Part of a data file
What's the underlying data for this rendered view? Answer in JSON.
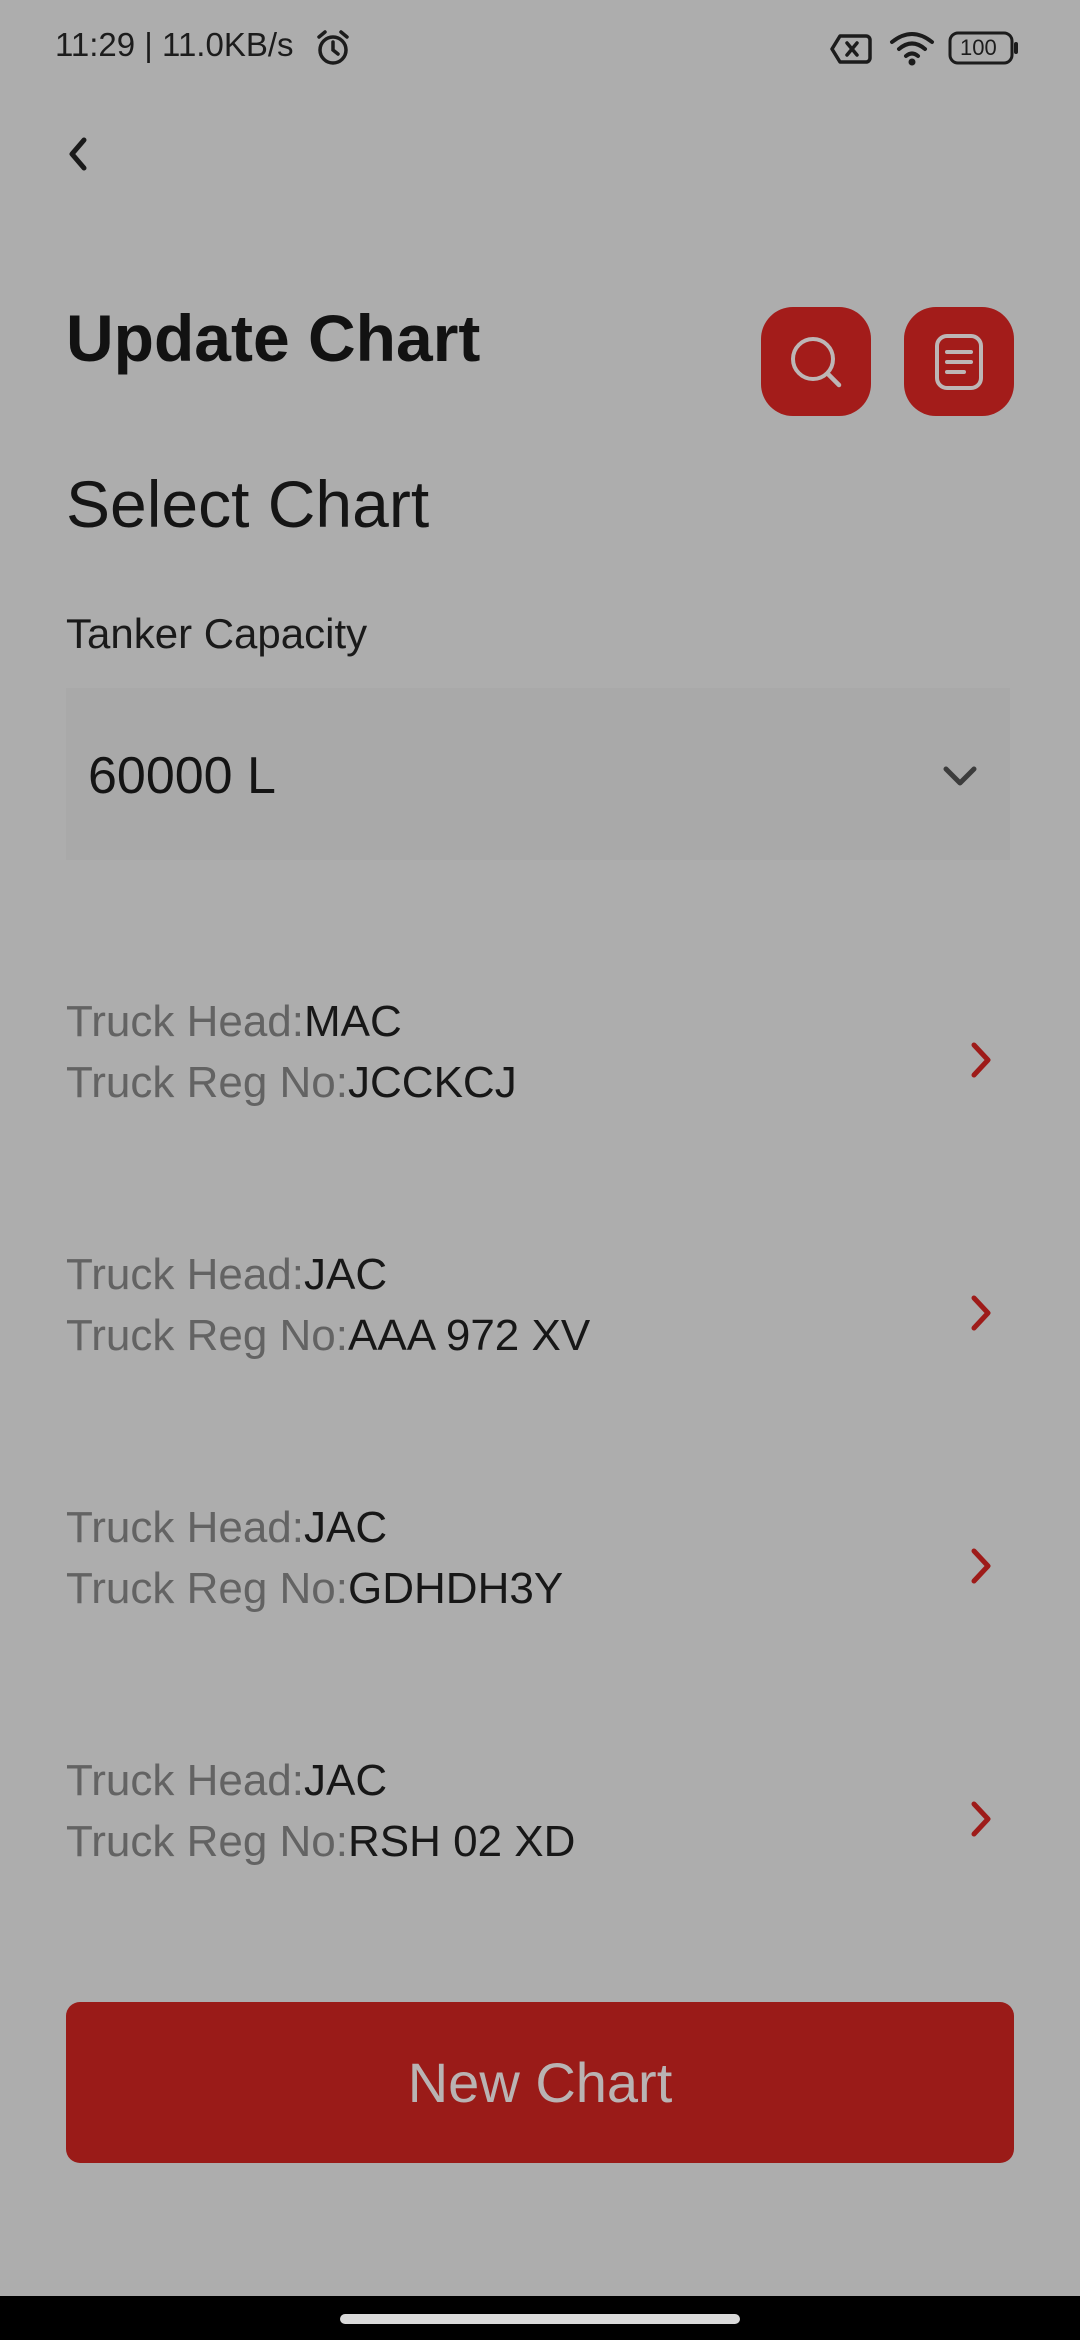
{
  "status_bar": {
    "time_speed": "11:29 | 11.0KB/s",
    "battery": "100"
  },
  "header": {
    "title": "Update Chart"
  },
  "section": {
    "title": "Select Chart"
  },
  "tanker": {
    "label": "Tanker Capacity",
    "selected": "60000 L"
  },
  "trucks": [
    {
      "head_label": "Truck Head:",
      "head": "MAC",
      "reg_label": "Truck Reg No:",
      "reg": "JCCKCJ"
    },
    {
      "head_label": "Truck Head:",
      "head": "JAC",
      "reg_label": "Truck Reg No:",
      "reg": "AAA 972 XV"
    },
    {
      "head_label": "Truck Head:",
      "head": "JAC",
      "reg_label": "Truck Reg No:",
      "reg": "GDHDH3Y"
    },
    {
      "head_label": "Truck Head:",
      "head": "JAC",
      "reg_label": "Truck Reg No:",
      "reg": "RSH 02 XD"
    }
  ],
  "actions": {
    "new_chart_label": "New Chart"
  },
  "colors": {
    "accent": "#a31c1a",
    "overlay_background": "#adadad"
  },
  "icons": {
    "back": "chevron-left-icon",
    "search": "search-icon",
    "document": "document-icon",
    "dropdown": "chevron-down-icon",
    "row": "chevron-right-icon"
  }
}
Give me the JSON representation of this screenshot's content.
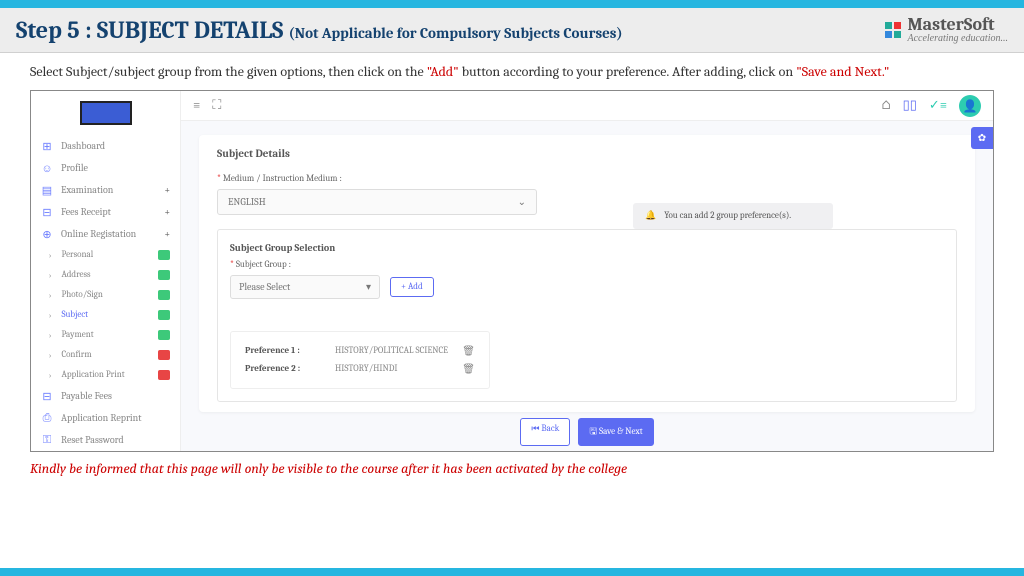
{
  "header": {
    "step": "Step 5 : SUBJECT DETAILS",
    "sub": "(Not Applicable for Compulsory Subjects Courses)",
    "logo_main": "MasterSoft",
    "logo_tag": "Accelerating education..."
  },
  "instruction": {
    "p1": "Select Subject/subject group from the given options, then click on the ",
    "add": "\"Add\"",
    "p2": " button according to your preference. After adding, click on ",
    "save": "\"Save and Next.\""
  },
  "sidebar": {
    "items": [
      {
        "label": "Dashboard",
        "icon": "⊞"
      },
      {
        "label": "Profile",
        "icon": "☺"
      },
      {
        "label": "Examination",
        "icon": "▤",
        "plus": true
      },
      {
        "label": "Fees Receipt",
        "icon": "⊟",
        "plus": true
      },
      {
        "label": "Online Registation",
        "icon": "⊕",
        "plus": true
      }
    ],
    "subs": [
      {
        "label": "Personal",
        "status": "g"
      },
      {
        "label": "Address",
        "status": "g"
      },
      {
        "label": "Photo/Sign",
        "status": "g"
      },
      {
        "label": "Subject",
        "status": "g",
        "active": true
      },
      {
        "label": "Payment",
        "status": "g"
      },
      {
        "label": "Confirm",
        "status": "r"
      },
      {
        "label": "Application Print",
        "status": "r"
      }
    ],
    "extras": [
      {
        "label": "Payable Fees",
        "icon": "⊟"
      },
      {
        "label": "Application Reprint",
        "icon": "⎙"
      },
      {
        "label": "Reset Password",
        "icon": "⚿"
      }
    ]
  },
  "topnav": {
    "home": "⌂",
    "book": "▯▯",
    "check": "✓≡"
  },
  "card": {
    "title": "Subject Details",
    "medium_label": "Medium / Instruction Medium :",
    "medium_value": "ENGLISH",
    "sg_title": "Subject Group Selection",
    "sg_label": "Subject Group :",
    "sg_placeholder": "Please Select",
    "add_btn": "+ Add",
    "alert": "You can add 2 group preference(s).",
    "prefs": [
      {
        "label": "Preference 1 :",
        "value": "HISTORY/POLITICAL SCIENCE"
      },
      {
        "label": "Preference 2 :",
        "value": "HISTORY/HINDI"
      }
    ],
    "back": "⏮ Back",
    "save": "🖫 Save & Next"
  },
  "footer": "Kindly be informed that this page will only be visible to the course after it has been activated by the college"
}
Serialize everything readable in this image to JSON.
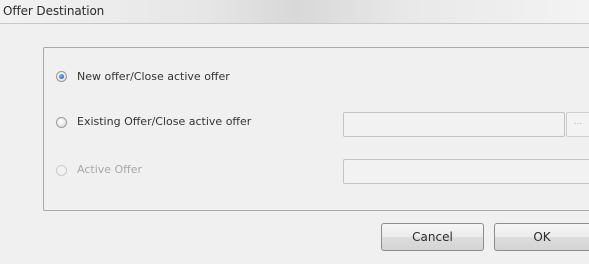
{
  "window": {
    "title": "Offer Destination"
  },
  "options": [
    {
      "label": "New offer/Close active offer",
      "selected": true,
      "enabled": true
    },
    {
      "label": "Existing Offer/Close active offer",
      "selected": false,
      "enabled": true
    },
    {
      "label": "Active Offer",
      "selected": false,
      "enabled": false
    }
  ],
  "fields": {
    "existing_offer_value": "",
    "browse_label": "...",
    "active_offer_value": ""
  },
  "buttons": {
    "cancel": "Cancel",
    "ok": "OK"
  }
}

__Task statement__: All the material shown above is to be copied exactly, with no pictures carried over.

__Answer for the task__:
What's the underlying data for this rendered view? Answer in JSON.
{
  "status_bar": {
    "time_speed": "11:29 | 11.0KB/s",
    "battery": "100"
  },
  "header": {
    "title": "Update Chart"
  },
  "section": {
    "title": "Select Chart"
  },
  "tanker": {
    "label": "Tanker Capacity",
    "selected": "60000 L"
  },
  "trucks": [
    {
      "head_label": "Truck Head:",
      "head": "MAC",
      "reg_label": "Truck Reg No:",
      "reg": "JCCKCJ"
    },
    {
      "head_label": "Truck Head:",
      "head": "JAC",
      "reg_label": "Truck Reg No:",
      "reg": "AAA 972 XV"
    },
    {
      "head_label": "Truck Head:",
      "head": "JAC",
      "reg_label": "Truck Reg No:",
      "reg": "GDHDH3Y"
    },
    {
      "head_label": "Truck Head:",
      "head": "JAC",
      "reg_label": "Truck Reg No:",
      "reg": "RSH 02 XD"
    }
  ],
  "actions": {
    "new_chart_label": "New Chart"
  },
  "colors": {
    "accent": "#a31c1a",
    "overlay_background": "#adadad"
  },
  "icons": {
    "back": "chevron-left-icon",
    "search": "search-icon",
    "document": "document-icon",
    "dropdown": "chevron-down-icon",
    "row": "chevron-right-icon"
  }
}
Give me the JSON representation of this screenshot's content.
{
  "header": {
    "step": "Step 5 : SUBJECT DETAILS",
    "sub": "(Not Applicable for Compulsory Subjects Courses)",
    "logo_main": "MasterSoft",
    "logo_tag": "Accelerating education..."
  },
  "instruction": {
    "p1": "Select Subject/subject group from the given options, then click on the ",
    "add": "\"Add\"",
    "p2": " button according to your preference. After adding, click on ",
    "save": "\"Save and Next.\""
  },
  "sidebar": {
    "items": [
      {
        "label": "Dashboard",
        "icon": "⊞"
      },
      {
        "label": "Profile",
        "icon": "☺"
      },
      {
        "label": "Examination",
        "icon": "▤",
        "plus": true
      },
      {
        "label": "Fees Receipt",
        "icon": "⊟",
        "plus": true
      },
      {
        "label": "Online Registation",
        "icon": "⊕",
        "plus": true
      }
    ],
    "subs": [
      {
        "label": "Personal",
        "status": "g"
      },
      {
        "label": "Address",
        "status": "g"
      },
      {
        "label": "Photo/Sign",
        "status": "g"
      },
      {
        "label": "Subject",
        "status": "g",
        "active": true
      },
      {
        "label": "Payment",
        "status": "g"
      },
      {
        "label": "Confirm",
        "status": "r"
      },
      {
        "label": "Application Print",
        "status": "r"
      }
    ],
    "extras": [
      {
        "label": "Payable Fees",
        "icon": "⊟"
      },
      {
        "label": "Application Reprint",
        "icon": "⎙"
      },
      {
        "label": "Reset Password",
        "icon": "⚿"
      }
    ]
  },
  "topnav": {
    "home": "⌂",
    "book": "▯▯",
    "check": "✓≡"
  },
  "card": {
    "title": "Subject Details",
    "medium_label": "Medium / Instruction Medium :",
    "medium_value": "ENGLISH",
    "sg_title": "Subject Group Selection",
    "sg_label": "Subject Group :",
    "sg_placeholder": "Please Select",
    "add_btn": "+ Add",
    "alert": "You can add 2 group preference(s).",
    "prefs": [
      {
        "label": "Preference 1 :",
        "value": "HISTORY/POLITICAL SCIENCE"
      },
      {
        "label": "Preference 2 :",
        "value": "HISTORY/HINDI"
      }
    ],
    "back": "⏮ Back",
    "save": "🖫 Save & Next"
  },
  "footer": "Kindly be informed that this page will only be visible to the course after it has been activated by the college"
}
Serialize everything readable in this image to JSON.
{
  "window": {
    "title": "Offer Destination"
  },
  "options": [
    {
      "label": "New offer/Close active offer",
      "selected": true,
      "enabled": true
    },
    {
      "label": "Existing Offer/Close active offer",
      "selected": false,
      "enabled": true
    },
    {
      "label": "Active Offer",
      "selected": false,
      "enabled": false
    }
  ],
  "fields": {
    "existing_offer_value": "",
    "browse_label": "...",
    "active_offer_value": ""
  },
  "buttons": {
    "cancel": "Cancel",
    "ok": "OK"
  }
}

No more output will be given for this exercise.